> EXTRACTED TEXT:
* * *
Hi and welcome to DWD. 
I completely agree with everything that Paula has said. I am also sorry that you're in pain, but you guys have been together for over a year and you say that you are aware of his mental health and this can be a horrible time for so many with the changing of the seasons, the getting dark earlier, the run up to Christmas etc No it doesn't excuse his behaviour at all, and dumping you by text suggests to me that he's not done it because he really wanted to, but maybe because he didn't think he deserves you or you shouldn't be with someone like him. Depression robs people of self worth, self esteem and just envelopes them in a dark cloud.... 

Again I can't tell you what to do, but is it worth another go to see if maybe what he needs is to see his Dr?

----------



----------


## Sallycinnamon

Thank you both for your kind replies. He hasn't admitted to himself that he suffers from depression. I hinted at him going to see his doctor a few months back but he said he didn't need to go. He sees himself as feeling low through circumstances out of his control and not depressed.  He had said at that time that he thought I'd be better off without him him and that his kids would be too. Which is absolutely not true he's an excellent Father.  I'm scared to reach out to him as I sent him quite an angry last message calling him cruel and that I hoped that his son's don't grow up to treat women like he does. I deeply regret that message but it was out of frustration that I'd sent him such a long heartfelt message a few hours before and he didn't reply. Now I'm petrified of contacting him.
* * *
> RECORD EXCERPTS:
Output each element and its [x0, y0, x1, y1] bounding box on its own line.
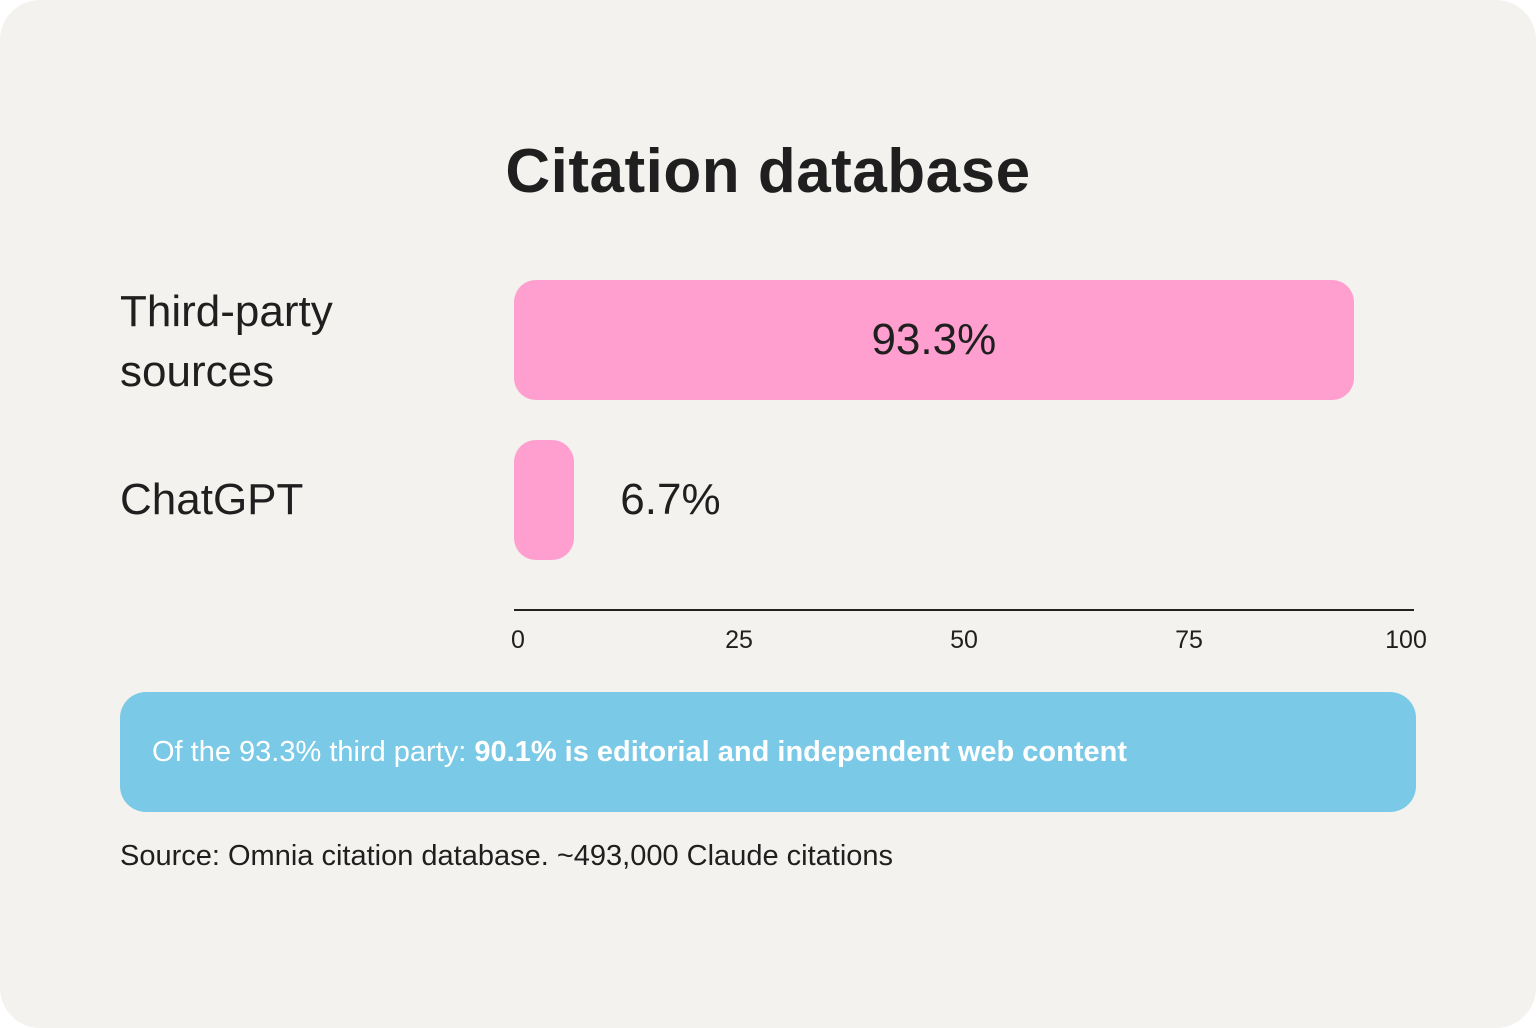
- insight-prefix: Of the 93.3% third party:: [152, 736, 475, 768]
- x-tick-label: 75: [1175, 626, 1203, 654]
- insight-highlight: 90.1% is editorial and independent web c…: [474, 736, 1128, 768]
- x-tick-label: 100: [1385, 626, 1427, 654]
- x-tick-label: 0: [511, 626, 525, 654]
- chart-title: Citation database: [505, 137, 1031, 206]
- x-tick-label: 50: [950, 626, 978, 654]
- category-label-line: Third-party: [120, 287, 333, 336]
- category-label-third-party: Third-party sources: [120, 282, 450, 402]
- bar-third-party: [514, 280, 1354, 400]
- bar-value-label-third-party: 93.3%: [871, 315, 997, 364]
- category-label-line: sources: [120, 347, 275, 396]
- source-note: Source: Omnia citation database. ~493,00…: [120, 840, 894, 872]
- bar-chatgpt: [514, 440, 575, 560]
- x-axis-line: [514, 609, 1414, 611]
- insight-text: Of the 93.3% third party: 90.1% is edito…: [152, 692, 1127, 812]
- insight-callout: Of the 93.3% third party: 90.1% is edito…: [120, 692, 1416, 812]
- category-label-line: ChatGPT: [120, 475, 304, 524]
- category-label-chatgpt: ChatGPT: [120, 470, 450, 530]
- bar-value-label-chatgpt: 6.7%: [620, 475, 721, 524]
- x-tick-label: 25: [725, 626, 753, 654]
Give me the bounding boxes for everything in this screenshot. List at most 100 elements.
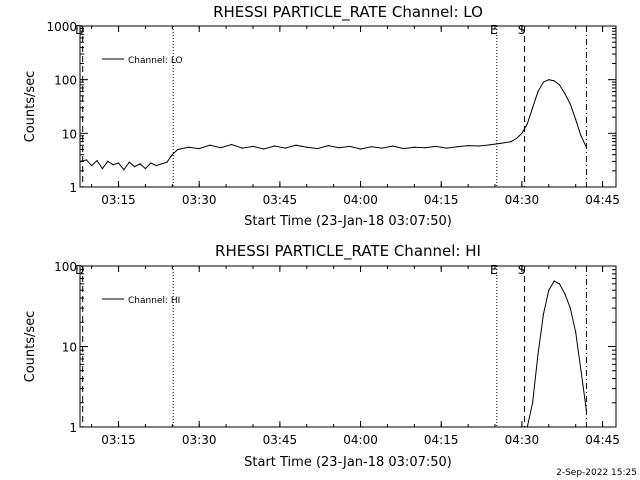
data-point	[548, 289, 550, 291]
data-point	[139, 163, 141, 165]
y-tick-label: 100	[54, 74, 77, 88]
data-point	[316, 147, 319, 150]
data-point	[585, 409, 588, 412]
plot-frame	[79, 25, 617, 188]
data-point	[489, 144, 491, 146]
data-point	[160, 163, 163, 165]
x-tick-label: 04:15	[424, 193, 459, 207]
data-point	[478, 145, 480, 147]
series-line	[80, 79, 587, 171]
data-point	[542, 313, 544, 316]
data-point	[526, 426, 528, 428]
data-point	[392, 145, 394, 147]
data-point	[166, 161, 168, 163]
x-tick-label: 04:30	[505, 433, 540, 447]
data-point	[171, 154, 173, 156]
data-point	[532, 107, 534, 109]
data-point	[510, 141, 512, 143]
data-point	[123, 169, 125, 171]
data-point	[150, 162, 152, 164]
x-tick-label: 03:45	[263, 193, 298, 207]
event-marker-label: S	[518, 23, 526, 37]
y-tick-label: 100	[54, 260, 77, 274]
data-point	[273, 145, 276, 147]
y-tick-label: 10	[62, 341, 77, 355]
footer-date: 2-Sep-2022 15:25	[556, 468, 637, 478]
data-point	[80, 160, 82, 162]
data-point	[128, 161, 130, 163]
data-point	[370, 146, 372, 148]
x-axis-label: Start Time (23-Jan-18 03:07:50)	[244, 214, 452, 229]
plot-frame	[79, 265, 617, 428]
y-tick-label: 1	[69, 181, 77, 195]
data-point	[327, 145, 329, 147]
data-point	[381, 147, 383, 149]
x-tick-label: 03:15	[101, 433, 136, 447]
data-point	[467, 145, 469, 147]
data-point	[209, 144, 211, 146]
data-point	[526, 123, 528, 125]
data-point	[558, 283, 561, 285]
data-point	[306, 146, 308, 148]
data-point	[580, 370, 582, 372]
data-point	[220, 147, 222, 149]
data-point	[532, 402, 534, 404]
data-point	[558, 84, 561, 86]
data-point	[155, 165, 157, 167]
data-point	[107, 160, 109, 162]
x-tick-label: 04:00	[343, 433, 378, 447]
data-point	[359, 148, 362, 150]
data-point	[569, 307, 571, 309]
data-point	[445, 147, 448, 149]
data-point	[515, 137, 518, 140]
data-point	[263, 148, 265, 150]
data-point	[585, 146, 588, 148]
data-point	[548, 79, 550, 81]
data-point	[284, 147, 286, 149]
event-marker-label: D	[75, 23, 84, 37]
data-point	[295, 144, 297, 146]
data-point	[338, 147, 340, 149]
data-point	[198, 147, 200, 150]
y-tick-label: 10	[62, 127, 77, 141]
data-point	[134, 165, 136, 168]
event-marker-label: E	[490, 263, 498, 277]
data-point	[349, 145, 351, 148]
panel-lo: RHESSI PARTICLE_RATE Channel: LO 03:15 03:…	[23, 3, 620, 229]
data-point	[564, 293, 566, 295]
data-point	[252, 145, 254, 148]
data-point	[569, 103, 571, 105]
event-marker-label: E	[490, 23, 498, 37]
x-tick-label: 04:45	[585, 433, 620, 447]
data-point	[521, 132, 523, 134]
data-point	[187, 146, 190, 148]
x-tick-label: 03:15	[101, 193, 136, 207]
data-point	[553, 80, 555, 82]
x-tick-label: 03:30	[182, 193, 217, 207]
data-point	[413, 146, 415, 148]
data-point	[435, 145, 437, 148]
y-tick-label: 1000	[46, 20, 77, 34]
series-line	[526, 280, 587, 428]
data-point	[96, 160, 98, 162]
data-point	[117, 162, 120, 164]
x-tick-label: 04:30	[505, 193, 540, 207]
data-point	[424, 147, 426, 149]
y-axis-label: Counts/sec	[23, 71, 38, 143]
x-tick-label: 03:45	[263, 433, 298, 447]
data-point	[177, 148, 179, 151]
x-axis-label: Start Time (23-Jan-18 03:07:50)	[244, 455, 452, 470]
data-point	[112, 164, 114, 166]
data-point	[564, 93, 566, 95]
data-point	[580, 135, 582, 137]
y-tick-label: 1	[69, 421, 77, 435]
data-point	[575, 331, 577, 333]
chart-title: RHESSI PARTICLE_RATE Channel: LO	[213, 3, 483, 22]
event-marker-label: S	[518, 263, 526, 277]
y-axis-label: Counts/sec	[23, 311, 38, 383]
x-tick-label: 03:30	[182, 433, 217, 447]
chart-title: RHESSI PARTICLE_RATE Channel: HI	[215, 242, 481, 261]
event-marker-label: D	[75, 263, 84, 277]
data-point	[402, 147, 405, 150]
* * *
> WRITTEN TASK 1: In the forum thread about the breakup, how long had the couple been together?
> WRITTEN TASK 2: Add the next part of the forum thread about the breakup, picking up after its final post.
The items were taken from a different source than the text.

> RESPONSE 1: Over a year.

> RESPONSE 2:
----------


## Suzi

Maybe you should just tell him that you regret sending the message, it was sent out of anger but actually you feel....... ?

----------



----------


## Sallycinnamon

I was thinking of sending a message saying that. Maybe like Paula suggested. Then maybe telling him if he really doesn't want anything to do with me he could block me from WhatsApp and delete my number as I'm not strong enough to do it?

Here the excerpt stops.